** Start Source data **
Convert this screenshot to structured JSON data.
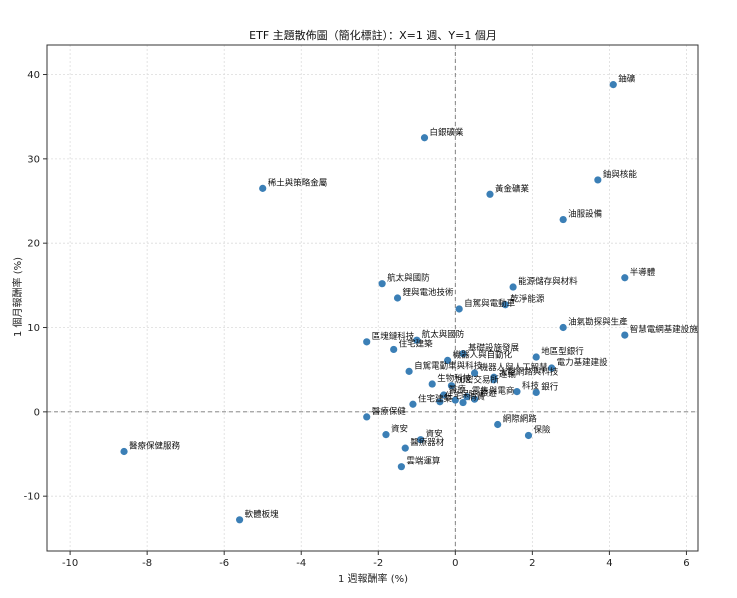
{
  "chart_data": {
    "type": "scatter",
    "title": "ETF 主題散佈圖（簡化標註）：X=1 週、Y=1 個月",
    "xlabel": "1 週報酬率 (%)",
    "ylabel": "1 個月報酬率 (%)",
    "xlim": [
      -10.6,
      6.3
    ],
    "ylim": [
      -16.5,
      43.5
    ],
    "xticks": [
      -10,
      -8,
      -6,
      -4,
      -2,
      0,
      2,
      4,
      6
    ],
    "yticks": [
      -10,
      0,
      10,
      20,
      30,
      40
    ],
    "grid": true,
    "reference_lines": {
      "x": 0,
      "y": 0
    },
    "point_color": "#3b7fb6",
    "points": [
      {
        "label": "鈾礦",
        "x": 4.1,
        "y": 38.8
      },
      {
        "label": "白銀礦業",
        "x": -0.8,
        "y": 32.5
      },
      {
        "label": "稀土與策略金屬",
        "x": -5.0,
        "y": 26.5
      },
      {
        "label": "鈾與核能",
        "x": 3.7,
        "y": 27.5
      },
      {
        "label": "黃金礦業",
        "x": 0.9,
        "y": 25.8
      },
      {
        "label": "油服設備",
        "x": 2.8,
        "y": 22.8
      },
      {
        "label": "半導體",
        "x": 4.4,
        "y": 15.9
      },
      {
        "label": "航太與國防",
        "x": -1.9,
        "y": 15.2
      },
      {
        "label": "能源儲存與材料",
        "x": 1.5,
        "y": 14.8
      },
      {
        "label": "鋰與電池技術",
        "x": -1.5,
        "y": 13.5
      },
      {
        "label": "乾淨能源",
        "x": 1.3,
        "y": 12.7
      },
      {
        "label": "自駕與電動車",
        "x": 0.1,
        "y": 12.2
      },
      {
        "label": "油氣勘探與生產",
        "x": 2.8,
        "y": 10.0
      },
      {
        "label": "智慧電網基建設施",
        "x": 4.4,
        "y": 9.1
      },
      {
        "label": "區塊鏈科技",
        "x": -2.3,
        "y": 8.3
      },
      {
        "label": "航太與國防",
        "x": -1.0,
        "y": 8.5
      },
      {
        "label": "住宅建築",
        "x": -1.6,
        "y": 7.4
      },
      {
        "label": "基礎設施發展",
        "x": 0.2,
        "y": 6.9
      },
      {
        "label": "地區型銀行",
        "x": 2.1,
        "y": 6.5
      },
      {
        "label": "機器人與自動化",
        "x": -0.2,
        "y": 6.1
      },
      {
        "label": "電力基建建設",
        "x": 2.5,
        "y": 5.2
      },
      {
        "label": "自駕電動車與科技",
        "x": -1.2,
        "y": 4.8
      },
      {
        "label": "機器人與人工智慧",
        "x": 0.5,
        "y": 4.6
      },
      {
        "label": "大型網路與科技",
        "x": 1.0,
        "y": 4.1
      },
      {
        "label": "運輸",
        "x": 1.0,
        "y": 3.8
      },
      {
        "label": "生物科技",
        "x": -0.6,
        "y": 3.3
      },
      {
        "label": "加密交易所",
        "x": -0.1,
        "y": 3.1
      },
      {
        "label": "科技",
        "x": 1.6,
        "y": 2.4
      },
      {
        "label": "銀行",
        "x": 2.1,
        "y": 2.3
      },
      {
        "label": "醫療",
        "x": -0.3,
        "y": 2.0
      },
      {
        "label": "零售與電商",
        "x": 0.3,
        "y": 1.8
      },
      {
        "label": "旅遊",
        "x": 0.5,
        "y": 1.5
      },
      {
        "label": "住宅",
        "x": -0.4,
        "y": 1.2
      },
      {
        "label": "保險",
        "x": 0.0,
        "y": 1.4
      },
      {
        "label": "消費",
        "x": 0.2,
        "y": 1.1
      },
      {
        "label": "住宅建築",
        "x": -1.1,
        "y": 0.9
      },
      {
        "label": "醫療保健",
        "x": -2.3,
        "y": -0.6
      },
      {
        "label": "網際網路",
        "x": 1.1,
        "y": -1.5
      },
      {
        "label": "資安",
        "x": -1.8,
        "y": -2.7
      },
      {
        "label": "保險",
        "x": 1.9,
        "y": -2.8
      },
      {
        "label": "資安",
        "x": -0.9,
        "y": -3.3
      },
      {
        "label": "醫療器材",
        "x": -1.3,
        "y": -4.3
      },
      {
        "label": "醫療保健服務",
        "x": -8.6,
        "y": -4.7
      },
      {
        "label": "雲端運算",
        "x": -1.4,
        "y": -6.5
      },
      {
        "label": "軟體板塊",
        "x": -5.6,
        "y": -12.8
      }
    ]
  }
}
** End Source data **
▶ **Written request**
Write out every record above exactly as it stands, but leave out the pictures.

▶ **Final result**
Convert this screenshot to structured JSON data.
{
  "chart_data": {
    "type": "scatter",
    "title": "ETF 主題散佈圖（簡化標註）：X=1 週、Y=1 個月",
    "xlabel": "1 週報酬率 (%)",
    "ylabel": "1 個月報酬率 (%)",
    "xlim": [
      -10.6,
      6.3
    ],
    "ylim": [
      -16.5,
      43.5
    ],
    "xticks": [
      -10,
      -8,
      -6,
      -4,
      -2,
      0,
      2,
      4,
      6
    ],
    "yticks": [
      -10,
      0,
      10,
      20,
      30,
      40
    ],
    "grid": true,
    "reference_lines": {
      "x": 0,
      "y": 0
    },
    "point_color": "#3b7fb6",
    "points": [
      {
        "label": "鈾礦",
        "x": 4.1,
        "y": 38.8
      },
      {
        "label": "白銀礦業",
        "x": -0.8,
        "y": 32.5
      },
      {
        "label": "稀土與策略金屬",
        "x": -5.0,
        "y": 26.5
      },
      {
        "label": "鈾與核能",
        "x": 3.7,
        "y": 27.5
      },
      {
        "label": "黃金礦業",
        "x": 0.9,
        "y": 25.8
      },
      {
        "label": "油服設備",
        "x": 2.8,
        "y": 22.8
      },
      {
        "label": "半導體",
        "x": 4.4,
        "y": 15.9
      },
      {
        "label": "航太與國防",
        "x": -1.9,
        "y": 15.2
      },
      {
        "label": "能源儲存與材料",
        "x": 1.5,
        "y": 14.8
      },
      {
        "label": "鋰與電池技術",
        "x": -1.5,
        "y": 13.5
      },
      {
        "label": "乾淨能源",
        "x": 1.3,
        "y": 12.7
      },
      {
        "label": "自駕與電動車",
        "x": 0.1,
        "y": 12.2
      },
      {
        "label": "油氣勘探與生產",
        "x": 2.8,
        "y": 10.0
      },
      {
        "label": "智慧電網基建設施",
        "x": 4.4,
        "y": 9.1
      },
      {
        "label": "區塊鏈科技",
        "x": -2.3,
        "y": 8.3
      },
      {
        "label": "航太與國防",
        "x": -1.0,
        "y": 8.5
      },
      {
        "label": "住宅建築",
        "x": -1.6,
        "y": 7.4
      },
      {
        "label": "基礎設施發展",
        "x": 0.2,
        "y": 6.9
      },
      {
        "label": "地區型銀行",
        "x": 2.1,
        "y": 6.5
      },
      {
        "label": "機器人與自動化",
        "x": -0.2,
        "y": 6.1
      },
      {
        "label": "電力基建建設",
        "x": 2.5,
        "y": 5.2
      },
      {
        "label": "自駕電動車與科技",
        "x": -1.2,
        "y": 4.8
      },
      {
        "label": "機器人與人工智慧",
        "x": 0.5,
        "y": 4.6
      },
      {
        "label": "大型網路與科技",
        "x": 1.0,
        "y": 4.1
      },
      {
        "label": "運輸",
        "x": 1.0,
        "y": 3.8
      },
      {
        "label": "生物科技",
        "x": -0.6,
        "y": 3.3
      },
      {
        "label": "加密交易所",
        "x": -0.1,
        "y": 3.1
      },
      {
        "label": "科技",
        "x": 1.6,
        "y": 2.4
      },
      {
        "label": "銀行",
        "x": 2.1,
        "y": 2.3
      },
      {
        "label": "醫療",
        "x": -0.3,
        "y": 2.0
      },
      {
        "label": "零售與電商",
        "x": 0.3,
        "y": 1.8
      },
      {
        "label": "旅遊",
        "x": 0.5,
        "y": 1.5
      },
      {
        "label": "住宅",
        "x": -0.4,
        "y": 1.2
      },
      {
        "label": "保險",
        "x": 0.0,
        "y": 1.4
      },
      {
        "label": "消費",
        "x": 0.2,
        "y": 1.1
      },
      {
        "label": "住宅建築",
        "x": -1.1,
        "y": 0.9
      },
      {
        "label": "醫療保健",
        "x": -2.3,
        "y": -0.6
      },
      {
        "label": "網際網路",
        "x": 1.1,
        "y": -1.5
      },
      {
        "label": "資安",
        "x": -1.8,
        "y": -2.7
      },
      {
        "label": "保險",
        "x": 1.9,
        "y": -2.8
      },
      {
        "label": "資安",
        "x": -0.9,
        "y": -3.3
      },
      {
        "label": "醫療器材",
        "x": -1.3,
        "y": -4.3
      },
      {
        "label": "醫療保健服務",
        "x": -8.6,
        "y": -4.7
      },
      {
        "label": "雲端運算",
        "x": -1.4,
        "y": -6.5
      },
      {
        "label": "軟體板塊",
        "x": -5.6,
        "y": -12.8
      }
    ]
  }
}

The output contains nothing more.